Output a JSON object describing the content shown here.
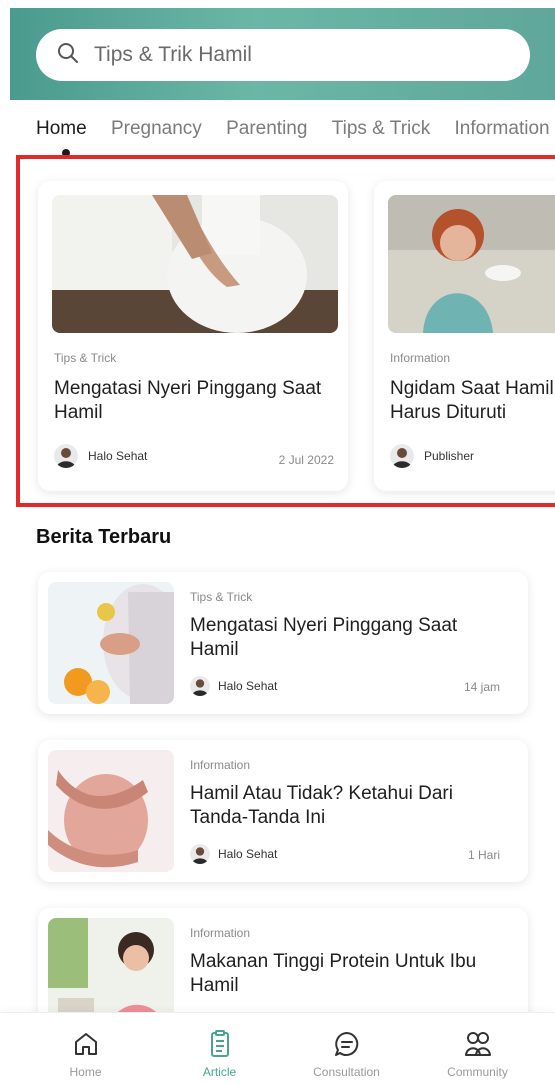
{
  "search": {
    "placeholder": "Tips & Trik Hamil"
  },
  "tabs": [
    {
      "label": "Home",
      "active": true
    },
    {
      "label": "Pregnancy"
    },
    {
      "label": "Parenting"
    },
    {
      "label": "Tips & Trick"
    },
    {
      "label": "Information"
    }
  ],
  "featured": [
    {
      "category": "Tips & Trick",
      "title": "Mengatasi Nyeri Pinggang Saat Hamil",
      "author": "Halo Sehat",
      "date": "2 Jul 2022"
    },
    {
      "category": "Information",
      "title": "Ngidam Saat Hamil, Apakah Harus Dituruti",
      "author": "Publisher"
    }
  ],
  "news": {
    "heading": "Berita Terbaru",
    "items": [
      {
        "category": "Tips & Trick",
        "title": "Mengatasi Nyeri Pinggang Saat Hamil",
        "author": "Halo Sehat",
        "time": "14 jam"
      },
      {
        "category": "Information",
        "title": "Hamil Atau Tidak? Ketahui Dari Tanda-Tanda Ini",
        "author": "Halo Sehat",
        "time": "1 Hari"
      },
      {
        "category": "Information",
        "title": "Makanan Tinggi Protein Untuk Ibu Hamil"
      }
    ]
  },
  "bottom_nav": [
    {
      "label": "Home",
      "icon": "home-icon"
    },
    {
      "label": "Article",
      "icon": "article-icon",
      "active": true
    },
    {
      "label": "Consultation",
      "icon": "chat-icon"
    },
    {
      "label": "Community",
      "icon": "people-icon"
    }
  ],
  "colors": {
    "accent": "#4aa392",
    "highlight_border": "#e22a2a",
    "header_start": "#4a9b8e"
  }
}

########

■ **Your instructions**:
Give back the whole listing exactly as it stands. Drop every picture.

■ **Result below**:
Output a JSON object describing the content shown here.
{
  "search": {
    "placeholder": "Tips & Trik Hamil"
  },
  "tabs": [
    {
      "label": "Home",
      "active": true
    },
    {
      "label": "Pregnancy"
    },
    {
      "label": "Parenting"
    },
    {
      "label": "Tips & Trick"
    },
    {
      "label": "Information"
    }
  ],
  "featured": [
    {
      "category": "Tips & Trick",
      "title": "Mengatasi Nyeri Pinggang Saat Hamil",
      "author": "Halo Sehat",
      "date": "2 Jul 2022"
    },
    {
      "category": "Information",
      "title": "Ngidam Saat Hamil, Apakah Harus Dituruti",
      "author": "Publisher"
    }
  ],
  "news": {
    "heading": "Berita Terbaru",
    "items": [
      {
        "category": "Tips & Trick",
        "title": "Mengatasi Nyeri Pinggang Saat Hamil",
        "author": "Halo Sehat",
        "time": "14 jam"
      },
      {
        "category": "Information",
        "title": "Hamil Atau Tidak? Ketahui Dari Tanda-Tanda Ini",
        "author": "Halo Sehat",
        "time": "1 Hari"
      },
      {
        "category": "Information",
        "title": "Makanan Tinggi Protein Untuk Ibu Hamil"
      }
    ]
  },
  "bottom_nav": [
    {
      "label": "Home",
      "icon": "home-icon"
    },
    {
      "label": "Article",
      "icon": "article-icon",
      "active": true
    },
    {
      "label": "Consultation",
      "icon": "chat-icon"
    },
    {
      "label": "Community",
      "icon": "people-icon"
    }
  ],
  "colors": {
    "accent": "#4aa392",
    "highlight_border": "#e22a2a",
    "header_start": "#4a9b8e"
  }
}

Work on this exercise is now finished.